** Task goal **
Locate the line with "Serialize everything readable" in the material. Copy that line and each one after it, through the last, exactly and with nothing else.
## begin Extracted material
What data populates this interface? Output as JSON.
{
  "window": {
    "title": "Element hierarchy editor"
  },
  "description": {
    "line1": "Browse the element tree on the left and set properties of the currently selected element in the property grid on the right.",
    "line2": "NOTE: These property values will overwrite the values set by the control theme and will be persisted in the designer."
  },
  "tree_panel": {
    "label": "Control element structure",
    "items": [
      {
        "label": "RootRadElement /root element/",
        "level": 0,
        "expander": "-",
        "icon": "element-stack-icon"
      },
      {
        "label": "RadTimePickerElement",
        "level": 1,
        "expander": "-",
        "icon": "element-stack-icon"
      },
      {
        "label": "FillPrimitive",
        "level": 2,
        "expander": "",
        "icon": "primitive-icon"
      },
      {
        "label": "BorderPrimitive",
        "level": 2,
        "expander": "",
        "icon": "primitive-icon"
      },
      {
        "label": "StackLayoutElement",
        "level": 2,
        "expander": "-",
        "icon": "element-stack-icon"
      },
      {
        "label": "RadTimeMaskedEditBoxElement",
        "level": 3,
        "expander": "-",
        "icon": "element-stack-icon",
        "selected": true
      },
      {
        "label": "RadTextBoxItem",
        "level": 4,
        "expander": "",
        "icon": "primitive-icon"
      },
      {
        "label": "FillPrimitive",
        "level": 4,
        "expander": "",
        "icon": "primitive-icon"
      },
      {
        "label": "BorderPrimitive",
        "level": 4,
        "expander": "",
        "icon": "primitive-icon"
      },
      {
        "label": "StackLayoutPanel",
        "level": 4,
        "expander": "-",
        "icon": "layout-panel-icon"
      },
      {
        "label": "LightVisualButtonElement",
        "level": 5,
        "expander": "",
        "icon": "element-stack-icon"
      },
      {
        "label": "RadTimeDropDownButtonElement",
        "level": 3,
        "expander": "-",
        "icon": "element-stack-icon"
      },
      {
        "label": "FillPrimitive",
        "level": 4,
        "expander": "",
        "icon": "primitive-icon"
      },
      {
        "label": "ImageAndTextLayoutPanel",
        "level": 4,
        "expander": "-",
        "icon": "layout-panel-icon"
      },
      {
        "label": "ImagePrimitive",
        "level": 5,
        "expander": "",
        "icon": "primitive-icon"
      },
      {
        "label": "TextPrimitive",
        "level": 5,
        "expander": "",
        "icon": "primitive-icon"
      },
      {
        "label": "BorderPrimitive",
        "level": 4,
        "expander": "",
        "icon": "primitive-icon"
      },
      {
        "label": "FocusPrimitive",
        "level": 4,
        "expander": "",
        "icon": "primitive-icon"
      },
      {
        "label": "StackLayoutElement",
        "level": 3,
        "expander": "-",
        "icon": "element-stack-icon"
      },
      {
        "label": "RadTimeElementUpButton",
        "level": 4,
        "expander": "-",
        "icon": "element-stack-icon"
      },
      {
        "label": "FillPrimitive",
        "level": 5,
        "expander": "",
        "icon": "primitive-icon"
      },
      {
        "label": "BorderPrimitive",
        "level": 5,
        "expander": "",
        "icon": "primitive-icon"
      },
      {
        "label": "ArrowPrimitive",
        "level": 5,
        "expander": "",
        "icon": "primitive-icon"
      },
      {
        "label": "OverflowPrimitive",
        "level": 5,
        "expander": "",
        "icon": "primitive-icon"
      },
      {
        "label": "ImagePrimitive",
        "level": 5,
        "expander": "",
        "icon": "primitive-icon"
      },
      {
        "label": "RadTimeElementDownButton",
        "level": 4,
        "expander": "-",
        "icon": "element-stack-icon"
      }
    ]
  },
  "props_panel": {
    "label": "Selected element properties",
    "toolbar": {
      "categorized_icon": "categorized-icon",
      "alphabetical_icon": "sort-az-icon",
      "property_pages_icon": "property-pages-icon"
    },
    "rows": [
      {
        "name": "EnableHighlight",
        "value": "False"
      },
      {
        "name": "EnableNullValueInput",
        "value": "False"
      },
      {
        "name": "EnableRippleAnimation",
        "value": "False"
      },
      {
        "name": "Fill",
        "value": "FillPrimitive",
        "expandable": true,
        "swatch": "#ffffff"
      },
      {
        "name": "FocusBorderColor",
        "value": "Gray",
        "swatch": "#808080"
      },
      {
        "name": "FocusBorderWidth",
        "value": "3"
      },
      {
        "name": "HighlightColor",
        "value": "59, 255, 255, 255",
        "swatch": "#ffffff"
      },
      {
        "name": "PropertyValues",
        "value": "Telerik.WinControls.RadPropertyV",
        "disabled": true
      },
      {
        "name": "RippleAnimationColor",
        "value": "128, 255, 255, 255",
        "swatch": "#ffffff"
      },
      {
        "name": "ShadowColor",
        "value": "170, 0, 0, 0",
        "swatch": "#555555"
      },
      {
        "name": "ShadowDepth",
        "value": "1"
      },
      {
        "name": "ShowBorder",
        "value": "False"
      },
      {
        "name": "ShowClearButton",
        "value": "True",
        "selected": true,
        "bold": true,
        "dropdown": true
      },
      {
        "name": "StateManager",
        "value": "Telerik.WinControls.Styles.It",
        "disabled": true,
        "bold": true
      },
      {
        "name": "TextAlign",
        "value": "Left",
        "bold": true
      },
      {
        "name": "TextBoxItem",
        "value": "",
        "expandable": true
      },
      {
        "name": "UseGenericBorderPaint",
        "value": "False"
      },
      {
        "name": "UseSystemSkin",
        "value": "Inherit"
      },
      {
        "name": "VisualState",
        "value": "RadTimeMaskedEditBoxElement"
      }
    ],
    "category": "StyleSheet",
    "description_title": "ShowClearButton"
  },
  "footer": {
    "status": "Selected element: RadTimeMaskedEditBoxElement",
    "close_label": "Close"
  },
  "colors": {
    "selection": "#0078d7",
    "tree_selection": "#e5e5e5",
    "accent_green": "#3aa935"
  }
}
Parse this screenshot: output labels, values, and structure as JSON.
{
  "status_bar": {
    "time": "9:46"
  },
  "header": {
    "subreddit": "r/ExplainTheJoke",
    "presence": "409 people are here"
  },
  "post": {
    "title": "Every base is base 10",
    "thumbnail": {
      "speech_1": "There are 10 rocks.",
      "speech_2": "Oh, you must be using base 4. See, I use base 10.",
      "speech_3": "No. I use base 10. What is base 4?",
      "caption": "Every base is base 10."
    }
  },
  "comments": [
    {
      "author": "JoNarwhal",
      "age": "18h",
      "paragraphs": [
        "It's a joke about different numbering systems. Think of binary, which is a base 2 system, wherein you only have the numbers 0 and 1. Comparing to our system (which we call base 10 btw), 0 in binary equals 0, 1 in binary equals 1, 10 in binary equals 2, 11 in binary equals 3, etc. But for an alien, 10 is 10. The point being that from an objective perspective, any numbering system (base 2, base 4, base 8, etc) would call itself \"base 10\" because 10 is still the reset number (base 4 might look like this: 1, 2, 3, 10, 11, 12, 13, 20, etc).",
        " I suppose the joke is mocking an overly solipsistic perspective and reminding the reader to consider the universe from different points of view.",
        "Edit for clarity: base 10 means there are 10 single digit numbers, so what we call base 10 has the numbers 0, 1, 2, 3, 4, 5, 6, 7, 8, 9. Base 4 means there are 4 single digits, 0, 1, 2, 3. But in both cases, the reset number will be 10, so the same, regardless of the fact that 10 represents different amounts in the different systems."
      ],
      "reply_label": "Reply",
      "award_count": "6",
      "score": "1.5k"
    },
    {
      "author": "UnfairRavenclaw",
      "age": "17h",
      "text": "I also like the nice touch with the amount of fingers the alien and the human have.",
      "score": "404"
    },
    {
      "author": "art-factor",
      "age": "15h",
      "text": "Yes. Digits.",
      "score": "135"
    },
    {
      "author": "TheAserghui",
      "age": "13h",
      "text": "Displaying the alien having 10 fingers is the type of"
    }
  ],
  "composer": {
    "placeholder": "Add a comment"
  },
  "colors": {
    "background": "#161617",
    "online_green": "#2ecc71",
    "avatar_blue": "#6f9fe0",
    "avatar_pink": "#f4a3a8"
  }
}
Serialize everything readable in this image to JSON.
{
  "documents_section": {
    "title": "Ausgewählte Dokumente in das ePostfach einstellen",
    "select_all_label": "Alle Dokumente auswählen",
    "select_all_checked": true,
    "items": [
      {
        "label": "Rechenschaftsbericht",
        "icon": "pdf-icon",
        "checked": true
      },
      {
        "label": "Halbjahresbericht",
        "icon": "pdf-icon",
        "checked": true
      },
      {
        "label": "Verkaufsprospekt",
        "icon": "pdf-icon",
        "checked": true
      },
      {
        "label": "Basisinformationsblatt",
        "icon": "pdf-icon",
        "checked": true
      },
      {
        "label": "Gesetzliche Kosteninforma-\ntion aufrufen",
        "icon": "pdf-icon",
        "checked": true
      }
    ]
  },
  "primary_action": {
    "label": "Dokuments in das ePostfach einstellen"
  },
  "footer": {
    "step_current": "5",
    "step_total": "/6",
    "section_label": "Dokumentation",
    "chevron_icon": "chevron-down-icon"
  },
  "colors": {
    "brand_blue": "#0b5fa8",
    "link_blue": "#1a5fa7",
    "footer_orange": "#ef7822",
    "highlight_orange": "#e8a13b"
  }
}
## end Extracted material
** Answer **
Serialize everything readable in this image to JSON.
{
  "documents_section": {
    "title": "Ausgewählte Dokumente in das ePostfach einstellen",
    "select_all_label": "Alle Dokumente auswählen",
    "select_all_checked": true,
    "items": [
      {
        "label": "Rechenschaftsbericht",
        "icon": "pdf-icon",
        "checked": true
      },
      {
        "label": "Halbjahresbericht",
        "icon": "pdf-icon",
        "checked": true
      },
      {
        "label": "Verkaufsprospekt",
        "icon": "pdf-icon",
        "checked": true
      },
      {
        "label": "Basisinformationsblatt",
        "icon": "pdf-icon",
        "checked": true
      },
      {
        "label": "Gesetzliche Kosteninforma-\ntion aufrufen",
        "icon": "pdf-icon",
        "checked": true
      }
    ]
  },
  "primary_action": {
    "label": "Dokuments in das ePostfach einstellen"
  },
  "footer": {
    "step_current": "5",
    "step_total": "/6",
    "section_label": "Dokumentation",
    "chevron_icon": "chevron-down-icon"
  },
  "colors": {
    "brand_blue": "#0b5fa8",
    "link_blue": "#1a5fa7",
    "footer_orange": "#ef7822",
    "highlight_orange": "#e8a13b"
  }
}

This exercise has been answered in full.